▶ _Task to carry out_:
Repeat the material exactly, every line of it.

▶ _Supplied information_:
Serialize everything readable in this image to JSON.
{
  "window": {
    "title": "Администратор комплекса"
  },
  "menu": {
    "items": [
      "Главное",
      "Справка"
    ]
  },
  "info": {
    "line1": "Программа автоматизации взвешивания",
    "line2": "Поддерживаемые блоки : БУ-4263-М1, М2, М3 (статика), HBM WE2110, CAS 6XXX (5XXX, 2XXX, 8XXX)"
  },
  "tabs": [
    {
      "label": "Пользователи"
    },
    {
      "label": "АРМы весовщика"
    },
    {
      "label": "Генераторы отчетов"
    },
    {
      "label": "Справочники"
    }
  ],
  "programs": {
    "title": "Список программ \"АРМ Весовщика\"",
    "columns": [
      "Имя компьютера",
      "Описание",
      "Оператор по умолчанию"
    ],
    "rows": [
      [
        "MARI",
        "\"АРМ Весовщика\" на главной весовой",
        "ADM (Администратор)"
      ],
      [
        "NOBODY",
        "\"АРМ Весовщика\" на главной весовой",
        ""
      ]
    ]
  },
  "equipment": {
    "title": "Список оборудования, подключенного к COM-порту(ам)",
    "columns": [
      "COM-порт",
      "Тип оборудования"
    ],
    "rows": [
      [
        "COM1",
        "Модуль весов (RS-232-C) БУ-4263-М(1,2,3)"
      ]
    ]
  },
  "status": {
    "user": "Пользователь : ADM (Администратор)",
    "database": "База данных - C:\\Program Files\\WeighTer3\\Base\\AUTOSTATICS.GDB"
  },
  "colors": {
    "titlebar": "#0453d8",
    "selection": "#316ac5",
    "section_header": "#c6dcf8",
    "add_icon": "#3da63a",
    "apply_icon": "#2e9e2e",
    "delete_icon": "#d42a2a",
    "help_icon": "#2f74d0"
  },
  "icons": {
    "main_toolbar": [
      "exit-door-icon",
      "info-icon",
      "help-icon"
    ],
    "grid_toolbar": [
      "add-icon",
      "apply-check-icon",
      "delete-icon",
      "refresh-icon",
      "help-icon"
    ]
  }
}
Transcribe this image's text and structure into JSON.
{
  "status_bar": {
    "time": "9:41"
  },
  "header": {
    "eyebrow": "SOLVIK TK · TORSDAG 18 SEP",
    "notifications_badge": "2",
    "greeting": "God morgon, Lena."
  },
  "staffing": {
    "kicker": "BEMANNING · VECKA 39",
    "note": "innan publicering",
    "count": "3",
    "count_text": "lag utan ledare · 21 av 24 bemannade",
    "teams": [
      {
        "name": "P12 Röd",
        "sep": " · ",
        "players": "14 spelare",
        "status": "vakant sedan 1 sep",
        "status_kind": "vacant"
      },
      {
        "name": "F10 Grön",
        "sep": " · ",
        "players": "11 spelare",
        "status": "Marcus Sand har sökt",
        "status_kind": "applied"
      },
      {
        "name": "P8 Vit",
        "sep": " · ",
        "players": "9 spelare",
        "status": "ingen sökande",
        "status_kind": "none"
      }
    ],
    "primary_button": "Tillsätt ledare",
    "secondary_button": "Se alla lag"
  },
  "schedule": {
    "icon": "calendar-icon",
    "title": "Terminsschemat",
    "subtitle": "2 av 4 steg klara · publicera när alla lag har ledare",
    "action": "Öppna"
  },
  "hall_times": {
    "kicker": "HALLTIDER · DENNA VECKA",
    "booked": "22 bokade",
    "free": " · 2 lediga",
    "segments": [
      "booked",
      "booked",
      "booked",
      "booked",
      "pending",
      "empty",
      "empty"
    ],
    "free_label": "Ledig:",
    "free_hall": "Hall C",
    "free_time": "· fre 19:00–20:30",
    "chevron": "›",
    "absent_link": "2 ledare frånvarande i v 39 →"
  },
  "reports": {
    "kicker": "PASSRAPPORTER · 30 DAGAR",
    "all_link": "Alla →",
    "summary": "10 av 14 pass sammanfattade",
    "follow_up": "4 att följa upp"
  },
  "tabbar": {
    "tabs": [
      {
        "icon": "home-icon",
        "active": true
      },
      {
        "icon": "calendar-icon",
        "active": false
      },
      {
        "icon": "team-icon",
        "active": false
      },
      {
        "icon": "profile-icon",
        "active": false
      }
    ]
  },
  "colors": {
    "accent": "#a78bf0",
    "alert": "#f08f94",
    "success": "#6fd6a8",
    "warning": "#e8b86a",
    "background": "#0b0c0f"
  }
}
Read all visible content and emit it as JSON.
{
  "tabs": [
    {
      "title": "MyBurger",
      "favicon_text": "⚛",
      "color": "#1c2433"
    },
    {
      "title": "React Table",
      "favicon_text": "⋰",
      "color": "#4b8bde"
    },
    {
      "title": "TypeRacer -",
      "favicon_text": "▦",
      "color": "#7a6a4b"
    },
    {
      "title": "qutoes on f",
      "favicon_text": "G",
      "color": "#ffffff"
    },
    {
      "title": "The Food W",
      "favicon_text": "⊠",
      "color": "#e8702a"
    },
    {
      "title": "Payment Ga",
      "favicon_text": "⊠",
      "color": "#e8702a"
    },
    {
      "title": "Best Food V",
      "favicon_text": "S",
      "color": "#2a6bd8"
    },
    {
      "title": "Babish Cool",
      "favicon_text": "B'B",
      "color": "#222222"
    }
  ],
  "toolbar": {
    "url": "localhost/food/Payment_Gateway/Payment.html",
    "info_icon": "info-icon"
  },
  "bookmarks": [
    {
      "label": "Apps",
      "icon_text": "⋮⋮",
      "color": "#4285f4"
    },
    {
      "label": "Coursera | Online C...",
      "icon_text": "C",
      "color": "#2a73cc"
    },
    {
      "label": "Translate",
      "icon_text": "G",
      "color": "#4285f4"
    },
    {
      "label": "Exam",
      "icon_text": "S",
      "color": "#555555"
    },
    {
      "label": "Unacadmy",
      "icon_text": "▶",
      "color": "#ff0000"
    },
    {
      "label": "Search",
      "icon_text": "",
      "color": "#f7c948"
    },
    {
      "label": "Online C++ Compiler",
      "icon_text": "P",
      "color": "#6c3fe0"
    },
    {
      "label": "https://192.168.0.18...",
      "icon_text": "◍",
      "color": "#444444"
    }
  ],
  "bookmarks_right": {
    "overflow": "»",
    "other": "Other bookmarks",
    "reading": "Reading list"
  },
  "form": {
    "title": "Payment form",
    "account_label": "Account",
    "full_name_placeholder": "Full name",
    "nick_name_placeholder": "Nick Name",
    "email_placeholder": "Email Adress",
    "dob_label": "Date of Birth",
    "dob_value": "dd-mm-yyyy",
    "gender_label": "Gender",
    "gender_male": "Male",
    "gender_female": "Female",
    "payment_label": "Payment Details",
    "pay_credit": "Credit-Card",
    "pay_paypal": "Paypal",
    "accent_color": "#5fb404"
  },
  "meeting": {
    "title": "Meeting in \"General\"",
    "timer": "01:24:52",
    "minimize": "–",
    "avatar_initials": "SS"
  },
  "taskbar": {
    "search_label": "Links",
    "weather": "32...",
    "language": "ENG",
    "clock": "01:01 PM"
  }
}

▶ _Result of this task_:
Serialize everything readable in this image to JSON.
{
  "window": {
    "title": "Администратор комплекса"
  },
  "menu": {
    "items": [
      "Главное",
      "Справка"
    ]
  },
  "info": {
    "line1": "Программа автоматизации взвешивания",
    "line2": "Поддерживаемые блоки : БУ-4263-М1, М2, М3 (статика), HBM WE2110, CAS 6XXX (5XXX, 2XXX, 8XXX)"
  },
  "tabs": [
    {
      "label": "Пользователи"
    },
    {
      "label": "АРМы весовщика"
    },
    {
      "label": "Генераторы отчетов"
    },
    {
      "label": "Справочники"
    }
  ],
  "programs": {
    "title": "Список программ \"АРМ Весовщика\"",
    "columns": [
      "Имя компьютера",
      "Описание",
      "Оператор по умолчанию"
    ],
    "rows": [
      [
        "MARI",
        "\"АРМ Весовщика\" на главной весовой",
        "ADM (Администратор)"
      ],
      [
        "NOBODY",
        "\"АРМ Весовщика\" на главной весовой",
        ""
      ]
    ]
  },
  "equipment": {
    "title": "Список оборудования, подключенного к COM-порту(ам)",
    "columns": [
      "COM-порт",
      "Тип оборудования"
    ],
    "rows": [
      [
        "COM1",
        "Модуль весов (RS-232-C) БУ-4263-М(1,2,3)"
      ]
    ]
  },
  "status": {
    "user": "Пользователь : ADM (Администратор)",
    "database": "База данных - C:\\Program Files\\WeighTer3\\Base\\AUTOSTATICS.GDB"
  },
  "colors": {
    "titlebar": "#0453d8",
    "selection": "#316ac5",
    "section_header": "#c6dcf8",
    "add_icon": "#3da63a",
    "apply_icon": "#2e9e2e",
    "delete_icon": "#d42a2a",
    "help_icon": "#2f74d0"
  },
  "icons": {
    "main_toolbar": [
      "exit-door-icon",
      "info-icon",
      "help-icon"
    ],
    "grid_toolbar": [
      "add-icon",
      "apply-check-icon",
      "delete-icon",
      "refresh-icon",
      "help-icon"
    ]
  }
}
Transcribe this image's text and structure into JSON.
{
  "status_bar": {
    "time": "9:41"
  },
  "header": {
    "eyebrow": "SOLVIK TK · TORSDAG 18 SEP",
    "notifications_badge": "2",
    "greeting": "God morgon, Lena."
  },
  "staffing": {
    "kicker": "BEMANNING · VECKA 39",
    "note": "innan publicering",
    "count": "3",
    "count_text": "lag utan ledare · 21 av 24 bemannade",
    "teams": [
      {
        "name": "P12 Röd",
        "sep": " · ",
        "players": "14 spelare",
        "status": "vakant sedan 1 sep",
        "status_kind": "vacant"
      },
      {
        "name": "F10 Grön",
        "sep": " · ",
        "players": "11 spelare",
        "status": "Marcus Sand har sökt",
        "status_kind": "applied"
      },
      {
        "name": "P8 Vit",
        "sep": " · ",
        "players": "9 spelare",
        "status": "ingen sökande",
        "status_kind": "none"
      }
    ],
    "primary_button": "Tillsätt ledare",
    "secondary_button": "Se alla lag"
  },
  "schedule": {
    "icon": "calendar-icon",
    "title": "Terminsschemat",
    "subtitle": "2 av 4 steg klara · publicera när alla lag har ledare",
    "action": "Öppna"
  },
  "hall_times": {
    "kicker": "HALLTIDER · DENNA VECKA",
    "booked": "22 bokade",
    "free": " · 2 lediga",
    "segments": [
      "booked",
      "booked",
      "booked",
      "booked",
      "pending",
      "empty",
      "empty"
    ],
    "free_label": "Ledig:",
    "free_hall": "Hall C",
    "free_time": "· fre 19:00–20:30",
    "chevron": "›",
    "absent_link": "2 ledare frånvarande i v 39 →"
  },
  "reports": {
    "kicker": "PASSRAPPORTER · 30 DAGAR",
    "all_link": "Alla →",
    "summary": "10 av 14 pass sammanfattade",
    "follow_up": "4 att följa upp"
  },
  "tabbar": {
    "tabs": [
      {
        "icon": "home-icon",
        "active": true
      },
      {
        "icon": "calendar-icon",
        "active": false
      },
      {
        "icon": "team-icon",
        "active": false
      },
      {
        "icon": "profile-icon",
        "active": false
      }
    ]
  },
  "colors": {
    "accent": "#a78bf0",
    "alert": "#f08f94",
    "success": "#6fd6a8",
    "warning": "#e8b86a",
    "background": "#0b0c0f"
  }
}
Read all visible content and emit it as JSON.
{
  "tabs": [
    {
      "title": "MyBurger",
      "favicon_text": "⚛",
      "color": "#1c2433"
    },
    {
      "title": "React Table",
      "favicon_text": "⋰",
      "color": "#4b8bde"
    },
    {
      "title": "TypeRacer -",
      "favicon_text": "▦",
      "color": "#7a6a4b"
    },
    {
      "title": "qutoes on f",
      "favicon_text": "G",
      "color": "#ffffff"
    },
    {
      "title": "The Food W",
      "favicon_text": "⊠",
      "color": "#e8702a"
    },
    {
      "title": "Payment Ga",
      "favicon_text": "⊠",
      "color": "#e8702a"
    },
    {
      "title": "Best Food V",
      "favicon_text": "S",
      "color": "#2a6bd8"
    },
    {
      "title": "Babish Cool",
      "favicon_text": "B'B",
      "color": "#222222"
    }
  ],
  "toolbar": {
    "url": "localhost/food/Payment_Gateway/Payment.html",
    "info_icon": "info-icon"
  },
  "bookmarks": [
    {
      "label": "Apps",
      "icon_text": "⋮⋮",
      "color": "#4285f4"
    },
    {
      "label": "Coursera | Online C...",
      "icon_text": "C",
      "color": "#2a73cc"
    },
    {
      "label": "Translate",
      "icon_text": "G",
      "color": "#4285f4"
    },
    {
      "label": "Exam",
      "icon_text": "S",
      "color": "#555555"
    },
    {
      "label": "Unacadmy",
      "icon_text": "▶",
      "color": "#ff0000"
    },
    {
      "label": "Search",
      "icon_text": "",
      "color": "#f7c948"
    },
    {
      "label": "Online C++ Compiler",
      "icon_text": "P",
      "color": "#6c3fe0"
    },
    {
      "label": "https://192.168.0.18...",
      "icon_text": "◍",
      "color": "#444444"
    }
  ],
  "bookmarks_right": {
    "overflow": "»",
    "other": "Other bookmarks",
    "reading": "Reading list"
  },
  "form": {
    "title": "Payment form",
    "account_label": "Account",
    "full_name_placeholder": "Full name",
    "nick_name_placeholder": "Nick Name",
    "email_placeholder": "Email Adress",
    "dob_label": "Date of Birth",
    "dob_value": "dd-mm-yyyy",
    "gender_label": "Gender",
    "gender_male": "Male",
    "gender_female": "Female",
    "payment_label": "Payment Details",
    "pay_credit": "Credit-Card",
    "pay_paypal": "Paypal",
    "accent_color": "#5fb404"
  },
  "meeting": {
    "title": "Meeting in \"General\"",
    "timer": "01:24:52",
    "minimize": "–",
    "avatar_initials": "SS"
  },
  "taskbar": {
    "search_label": "Links",
    "weather": "32...",
    "language": "ENG",
    "clock": "01:01 PM"
  }
}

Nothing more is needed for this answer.